Given exercise: Wherever "dưới" appears in a line, list that line.

Data provided:
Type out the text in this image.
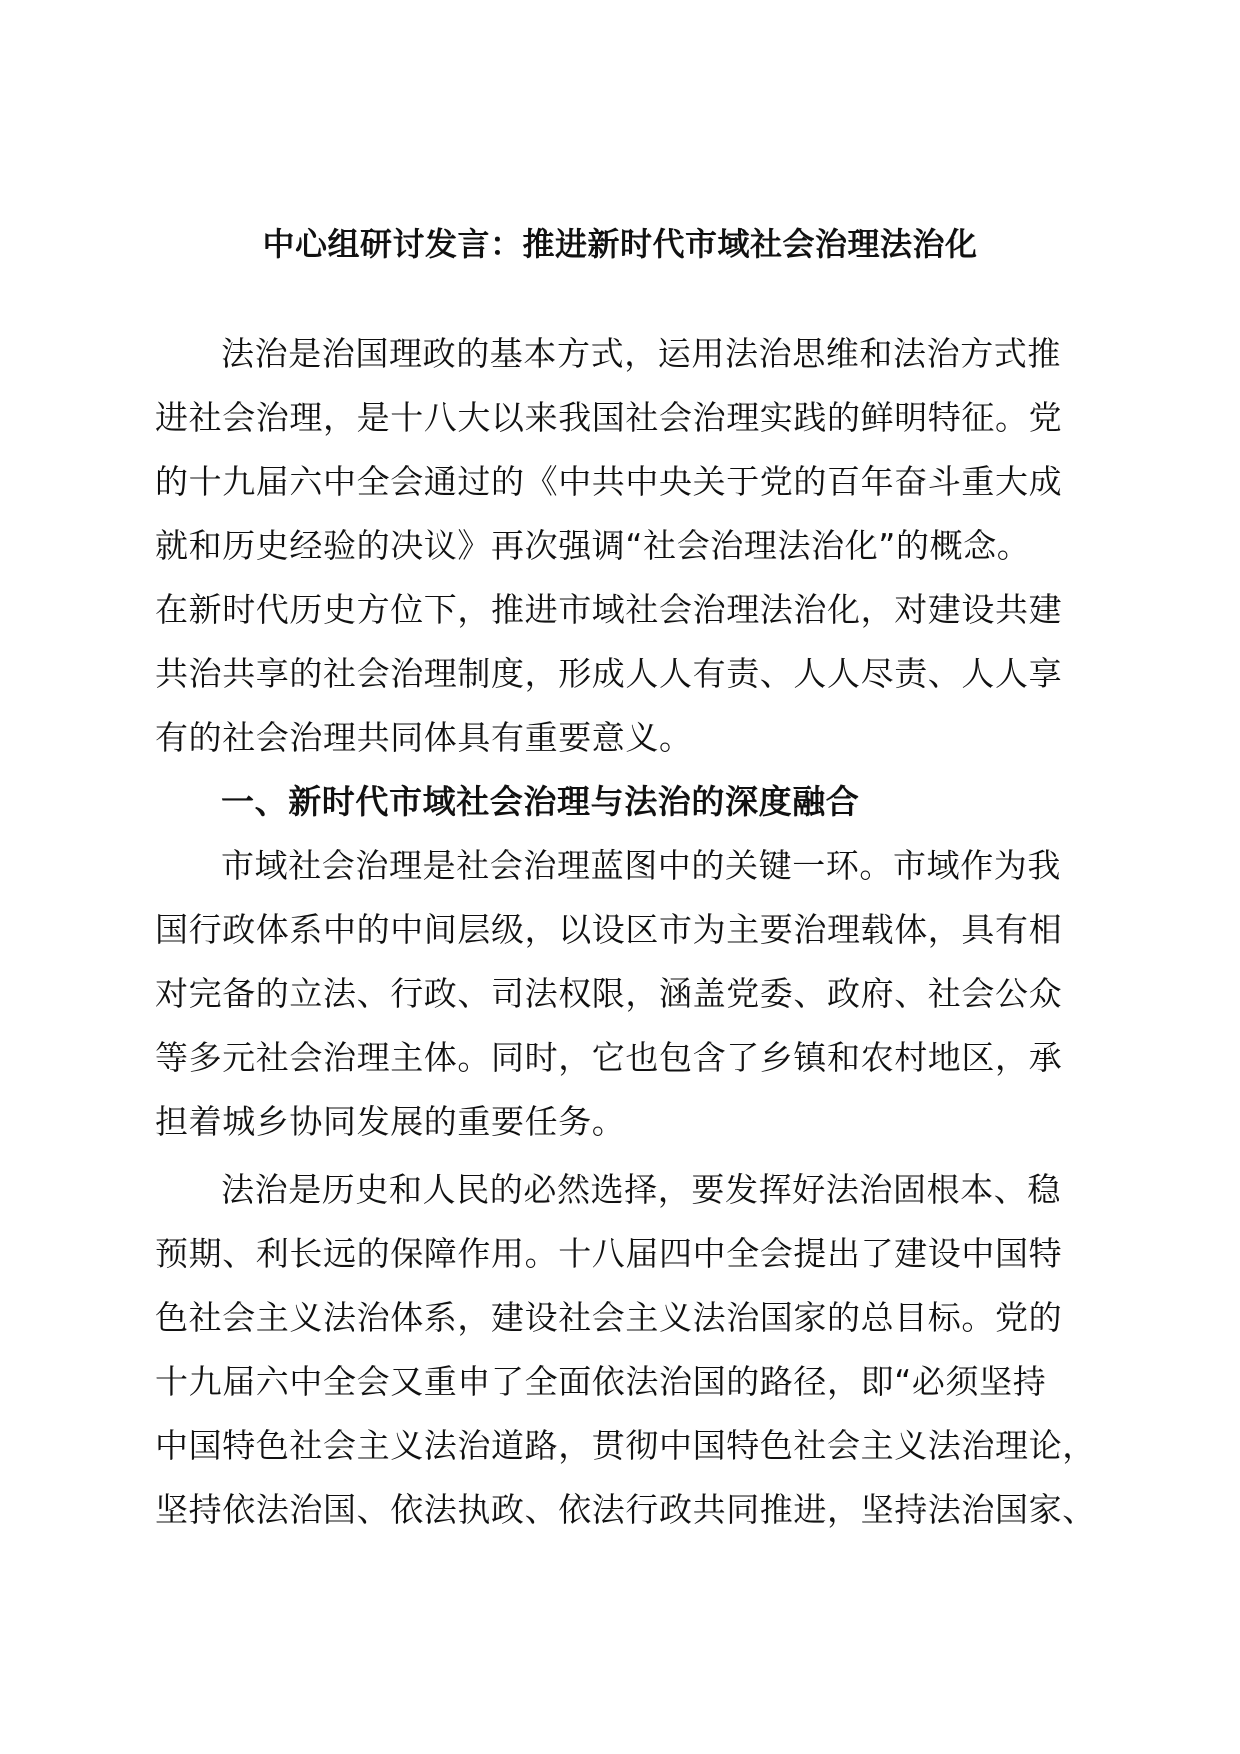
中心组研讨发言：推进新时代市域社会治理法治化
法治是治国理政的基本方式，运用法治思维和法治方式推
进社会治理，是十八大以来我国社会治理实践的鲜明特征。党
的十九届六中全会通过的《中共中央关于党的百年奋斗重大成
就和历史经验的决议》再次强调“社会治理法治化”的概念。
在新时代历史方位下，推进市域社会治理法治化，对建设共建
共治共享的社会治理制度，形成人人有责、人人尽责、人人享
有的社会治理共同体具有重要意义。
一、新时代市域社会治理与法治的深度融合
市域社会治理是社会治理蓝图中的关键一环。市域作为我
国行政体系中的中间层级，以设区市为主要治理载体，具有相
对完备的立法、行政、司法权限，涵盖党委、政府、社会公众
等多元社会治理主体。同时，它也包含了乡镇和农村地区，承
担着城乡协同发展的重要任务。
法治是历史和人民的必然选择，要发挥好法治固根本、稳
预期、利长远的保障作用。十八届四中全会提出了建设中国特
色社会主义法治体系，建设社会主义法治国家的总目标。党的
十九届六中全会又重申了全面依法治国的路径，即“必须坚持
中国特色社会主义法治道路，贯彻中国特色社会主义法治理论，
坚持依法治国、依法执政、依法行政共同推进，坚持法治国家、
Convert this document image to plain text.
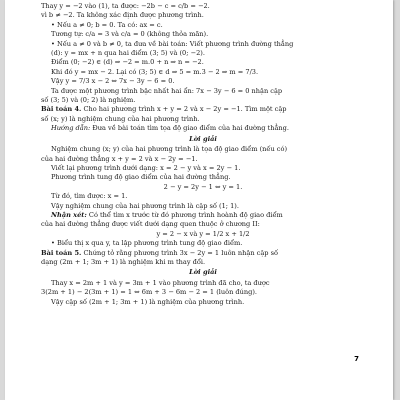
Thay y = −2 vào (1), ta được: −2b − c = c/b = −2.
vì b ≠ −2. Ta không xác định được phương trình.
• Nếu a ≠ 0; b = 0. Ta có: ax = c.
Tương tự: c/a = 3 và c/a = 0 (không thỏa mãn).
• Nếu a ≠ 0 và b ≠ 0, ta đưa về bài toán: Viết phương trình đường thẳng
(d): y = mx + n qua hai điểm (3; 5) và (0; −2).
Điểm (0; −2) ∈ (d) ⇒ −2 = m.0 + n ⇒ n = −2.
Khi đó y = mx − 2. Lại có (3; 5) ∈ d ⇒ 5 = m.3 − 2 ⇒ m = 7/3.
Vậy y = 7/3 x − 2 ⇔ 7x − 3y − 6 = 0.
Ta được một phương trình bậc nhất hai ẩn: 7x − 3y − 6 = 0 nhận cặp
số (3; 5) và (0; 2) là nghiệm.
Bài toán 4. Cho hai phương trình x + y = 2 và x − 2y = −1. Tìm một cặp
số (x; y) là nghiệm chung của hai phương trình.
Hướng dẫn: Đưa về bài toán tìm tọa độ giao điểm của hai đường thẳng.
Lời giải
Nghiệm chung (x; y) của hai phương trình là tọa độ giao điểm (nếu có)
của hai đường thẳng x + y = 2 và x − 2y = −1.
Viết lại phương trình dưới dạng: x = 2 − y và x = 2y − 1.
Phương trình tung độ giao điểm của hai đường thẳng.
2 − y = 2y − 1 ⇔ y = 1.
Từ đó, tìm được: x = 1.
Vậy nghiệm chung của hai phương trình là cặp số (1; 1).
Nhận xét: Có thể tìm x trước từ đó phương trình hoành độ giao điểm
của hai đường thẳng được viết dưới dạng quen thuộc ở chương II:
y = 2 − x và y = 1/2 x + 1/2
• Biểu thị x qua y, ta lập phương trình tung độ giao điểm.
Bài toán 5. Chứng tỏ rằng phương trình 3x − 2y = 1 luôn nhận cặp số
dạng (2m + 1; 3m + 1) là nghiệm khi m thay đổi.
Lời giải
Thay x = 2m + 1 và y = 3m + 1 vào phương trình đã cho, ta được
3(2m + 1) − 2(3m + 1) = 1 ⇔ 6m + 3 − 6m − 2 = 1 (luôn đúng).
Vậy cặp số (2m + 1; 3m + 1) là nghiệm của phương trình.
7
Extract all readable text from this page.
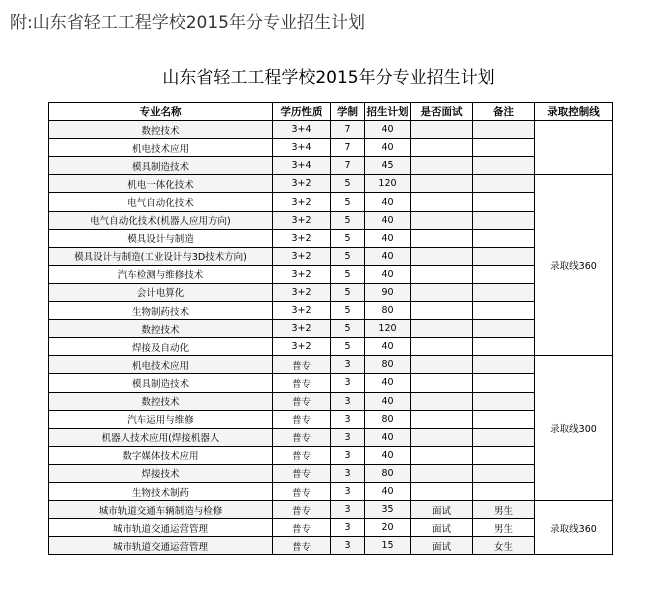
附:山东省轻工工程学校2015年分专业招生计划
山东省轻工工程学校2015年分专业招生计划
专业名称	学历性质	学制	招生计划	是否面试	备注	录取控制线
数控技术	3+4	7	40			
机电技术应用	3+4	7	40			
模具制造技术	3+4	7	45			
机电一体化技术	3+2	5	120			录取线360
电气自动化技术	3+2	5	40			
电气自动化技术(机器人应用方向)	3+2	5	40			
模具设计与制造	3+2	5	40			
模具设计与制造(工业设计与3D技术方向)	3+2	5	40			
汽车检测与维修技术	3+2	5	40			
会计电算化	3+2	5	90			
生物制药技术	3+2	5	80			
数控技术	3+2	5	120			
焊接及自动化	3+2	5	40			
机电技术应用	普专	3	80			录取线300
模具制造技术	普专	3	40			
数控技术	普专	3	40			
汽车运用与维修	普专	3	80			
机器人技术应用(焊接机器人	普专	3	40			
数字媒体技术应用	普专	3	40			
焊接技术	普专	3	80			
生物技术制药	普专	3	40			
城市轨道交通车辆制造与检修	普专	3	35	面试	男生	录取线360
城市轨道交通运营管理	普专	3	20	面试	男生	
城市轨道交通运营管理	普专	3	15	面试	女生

The answer:
Viết lại phương trình dưới dạng: x = 2 − y và x = 2y − 1.
của hai đường thẳng được viết dưới dạng quen thuộc ở chương II:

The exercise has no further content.